» DATASET CONTENT:
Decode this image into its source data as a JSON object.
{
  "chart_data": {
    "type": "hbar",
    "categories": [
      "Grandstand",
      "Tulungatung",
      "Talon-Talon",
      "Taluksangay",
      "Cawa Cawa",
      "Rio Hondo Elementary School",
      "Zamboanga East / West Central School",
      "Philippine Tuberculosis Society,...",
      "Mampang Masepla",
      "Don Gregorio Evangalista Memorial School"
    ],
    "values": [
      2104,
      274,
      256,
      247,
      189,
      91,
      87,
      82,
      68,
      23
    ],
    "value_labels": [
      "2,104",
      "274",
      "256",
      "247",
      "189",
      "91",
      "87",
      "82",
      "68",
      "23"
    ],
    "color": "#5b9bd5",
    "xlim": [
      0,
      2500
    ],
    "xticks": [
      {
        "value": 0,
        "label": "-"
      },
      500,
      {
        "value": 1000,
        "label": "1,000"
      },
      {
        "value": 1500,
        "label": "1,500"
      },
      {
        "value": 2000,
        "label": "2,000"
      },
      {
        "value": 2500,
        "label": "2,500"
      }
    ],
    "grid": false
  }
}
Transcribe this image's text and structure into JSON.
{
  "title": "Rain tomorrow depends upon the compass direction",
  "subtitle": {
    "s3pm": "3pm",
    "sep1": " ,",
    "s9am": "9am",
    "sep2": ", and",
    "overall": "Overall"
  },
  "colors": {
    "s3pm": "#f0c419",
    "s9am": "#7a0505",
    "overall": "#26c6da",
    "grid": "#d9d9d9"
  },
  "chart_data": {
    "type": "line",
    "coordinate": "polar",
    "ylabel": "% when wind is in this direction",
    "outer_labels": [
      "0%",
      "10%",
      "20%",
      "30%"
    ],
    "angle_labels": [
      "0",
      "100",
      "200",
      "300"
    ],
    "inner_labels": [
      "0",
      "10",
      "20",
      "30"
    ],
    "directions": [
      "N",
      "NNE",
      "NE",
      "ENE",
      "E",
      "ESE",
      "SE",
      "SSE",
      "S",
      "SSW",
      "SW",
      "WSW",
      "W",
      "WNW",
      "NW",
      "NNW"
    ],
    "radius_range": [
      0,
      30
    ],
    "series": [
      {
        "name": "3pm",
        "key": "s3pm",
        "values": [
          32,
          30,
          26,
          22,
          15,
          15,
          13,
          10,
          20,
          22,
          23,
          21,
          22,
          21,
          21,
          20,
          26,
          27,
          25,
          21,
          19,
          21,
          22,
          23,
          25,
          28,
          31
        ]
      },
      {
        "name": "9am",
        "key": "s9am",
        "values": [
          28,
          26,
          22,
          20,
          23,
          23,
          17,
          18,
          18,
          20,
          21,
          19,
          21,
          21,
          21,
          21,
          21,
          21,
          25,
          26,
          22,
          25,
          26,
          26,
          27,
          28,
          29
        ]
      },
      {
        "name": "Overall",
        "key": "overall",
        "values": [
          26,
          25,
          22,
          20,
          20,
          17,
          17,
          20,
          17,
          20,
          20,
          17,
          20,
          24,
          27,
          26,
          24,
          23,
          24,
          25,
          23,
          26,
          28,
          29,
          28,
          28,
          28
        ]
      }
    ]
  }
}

» WHAT THE EXERCISE ASKS:
Write each line above out exactly.

» RESULT FOR THIS EXERCISE:
Decode this image into its source data as a JSON object.
{
  "chart_data": {
    "type": "hbar",
    "categories": [
      "Grandstand",
      "Tulungatung",
      "Talon-Talon",
      "Taluksangay",
      "Cawa Cawa",
      "Rio Hondo Elementary School",
      "Zamboanga East / West Central School",
      "Philippine Tuberculosis Society,...",
      "Mampang Masepla",
      "Don Gregorio Evangalista Memorial School"
    ],
    "values": [
      2104,
      274,
      256,
      247,
      189,
      91,
      87,
      82,
      68,
      23
    ],
    "value_labels": [
      "2,104",
      "274",
      "256",
      "247",
      "189",
      "91",
      "87",
      "82",
      "68",
      "23"
    ],
    "color": "#5b9bd5",
    "xlim": [
      0,
      2500
    ],
    "xticks": [
      {
        "value": 0,
        "label": "-"
      },
      500,
      {
        "value": 1000,
        "label": "1,000"
      },
      {
        "value": 1500,
        "label": "1,500"
      },
      {
        "value": 2000,
        "label": "2,000"
      },
      {
        "value": 2500,
        "label": "2,500"
      }
    ],
    "grid": false
  }
}
Transcribe this image's text and structure into JSON.
{
  "title": "Rain tomorrow depends upon the compass direction",
  "subtitle": {
    "s3pm": "3pm",
    "sep1": " ,",
    "s9am": "9am",
    "sep2": ", and",
    "overall": "Overall"
  },
  "colors": {
    "s3pm": "#f0c419",
    "s9am": "#7a0505",
    "overall": "#26c6da",
    "grid": "#d9d9d9"
  },
  "chart_data": {
    "type": "line",
    "coordinate": "polar",
    "ylabel": "% when wind is in this direction",
    "outer_labels": [
      "0%",
      "10%",
      "20%",
      "30%"
    ],
    "angle_labels": [
      "0",
      "100",
      "200",
      "300"
    ],
    "inner_labels": [
      "0",
      "10",
      "20",
      "30"
    ],
    "directions": [
      "N",
      "NNE",
      "NE",
      "ENE",
      "E",
      "ESE",
      "SE",
      "SSE",
      "S",
      "SSW",
      "SW",
      "WSW",
      "W",
      "WNW",
      "NW",
      "NNW"
    ],
    "radius_range": [
      0,
      30
    ],
    "series": [
      {
        "name": "3pm",
        "key": "s3pm",
        "values": [
          32,
          30,
          26,
          22,
          15,
          15,
          13,
          10,
          20,
          22,
          23,
          21,
          22,
          21,
          21,
          20,
          26,
          27,
          25,
          21,
          19,
          21,
          22,
          23,
          25,
          28,
          31
        ]
      },
      {
        "name": "9am",
        "key": "s9am",
        "values": [
          28,
          26,
          22,
          20,
          23,
          23,
          17,
          18,
          18,
          20,
          21,
          19,
          21,
          21,
          21,
          21,
          21,
          21,
          25,
          26,
          22,
          25,
          26,
          26,
          27,
          28,
          29
        ]
      },
      {
        "name": "Overall",
        "key": "overall",
        "values": [
          26,
          25,
          22,
          20,
          20,
          17,
          17,
          20,
          17,
          20,
          20,
          17,
          20,
          24,
          27,
          26,
          24,
          23,
          24,
          25,
          23,
          26,
          28,
          29,
          28,
          28,
          28
        ]
      }
    ]
  }
}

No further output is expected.